## THE PROBLEM
Type every record exactly as it appears.
━━━ SOURCE MATERIAL
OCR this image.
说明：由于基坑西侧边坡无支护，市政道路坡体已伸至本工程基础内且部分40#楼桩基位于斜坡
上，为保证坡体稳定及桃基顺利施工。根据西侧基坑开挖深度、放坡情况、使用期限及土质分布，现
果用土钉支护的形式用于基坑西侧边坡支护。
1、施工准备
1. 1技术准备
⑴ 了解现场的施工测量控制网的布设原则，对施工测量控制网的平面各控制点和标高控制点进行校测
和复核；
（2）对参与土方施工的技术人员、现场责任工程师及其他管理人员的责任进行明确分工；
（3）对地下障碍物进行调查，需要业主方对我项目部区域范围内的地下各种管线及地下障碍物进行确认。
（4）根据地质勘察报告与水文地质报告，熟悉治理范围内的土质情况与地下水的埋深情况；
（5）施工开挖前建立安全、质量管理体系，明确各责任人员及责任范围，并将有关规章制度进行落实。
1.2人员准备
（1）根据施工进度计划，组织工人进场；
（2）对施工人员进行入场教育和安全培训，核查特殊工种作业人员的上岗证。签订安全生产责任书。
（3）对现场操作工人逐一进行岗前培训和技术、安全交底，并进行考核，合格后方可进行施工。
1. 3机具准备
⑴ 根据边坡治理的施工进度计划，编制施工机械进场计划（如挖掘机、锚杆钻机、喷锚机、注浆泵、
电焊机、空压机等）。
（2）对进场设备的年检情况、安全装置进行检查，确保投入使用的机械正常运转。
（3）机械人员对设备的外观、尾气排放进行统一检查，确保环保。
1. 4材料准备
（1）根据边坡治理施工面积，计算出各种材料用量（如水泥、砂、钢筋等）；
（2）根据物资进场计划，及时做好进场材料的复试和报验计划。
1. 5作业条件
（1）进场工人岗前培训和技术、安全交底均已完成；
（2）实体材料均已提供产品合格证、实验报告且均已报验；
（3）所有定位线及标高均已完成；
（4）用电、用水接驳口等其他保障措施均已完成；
━━━━━━
## FULL OUTPUT
OCR this image.
说明：由于基坑西侧边坡无支护，市政道路坡体已伸至本工程基础内且部分40#楼桩基位于斜坡
上，为保证坡体稳定及桃基顺利施工。根据西侧基坑开挖深度、放坡情况、使用期限及土质分布，现
果用土钉支护的形式用于基坑西侧边坡支护。
1、施工准备
1. 1技术准备
⑴ 了解现场的施工测量控制网的布设原则，对施工测量控制网的平面各控制点和标高控制点进行校测
和复核；
（2）对参与土方施工的技术人员、现场责任工程师及其他管理人员的责任进行明确分工；
（3）对地下障碍物进行调查，需要业主方对我项目部区域范围内的地下各种管线及地下障碍物进行确认。
（4）根据地质勘察报告与水文地质报告，熟悉治理范围内的土质情况与地下水的埋深情况；
（5）施工开挖前建立安全、质量管理体系，明确各责任人员及责任范围，并将有关规章制度进行落实。
1.2人员准备
（1）根据施工进度计划，组织工人进场；
（2）对施工人员进行入场教育和安全培训，核查特殊工种作业人员的上岗证。签订安全生产责任书。
（3）对现场操作工人逐一进行岗前培训和技术、安全交底，并进行考核，合格后方可进行施工。
1. 3机具准备
⑴ 根据边坡治理的施工进度计划，编制施工机械进场计划（如挖掘机、锚杆钻机、喷锚机、注浆泵、
电焊机、空压机等）。
（2）对进场设备的年检情况、安全装置进行检查，确保投入使用的机械正常运转。
（3）机械人员对设备的外观、尾气排放进行统一检查，确保环保。
1. 4材料准备
（1）根据边坡治理施工面积，计算出各种材料用量（如水泥、砂、钢筋等）；
（2）根据物资进场计划，及时做好进场材料的复试和报验计划。
1. 5作业条件
（1）进场工人岗前培训和技术、安全交底均已完成；
（2）实体材料均已提供产品合格证、实验报告且均已报验；
（3）所有定位线及标高均已完成；
（4）用电、用水接驳口等其他保障措施均已完成；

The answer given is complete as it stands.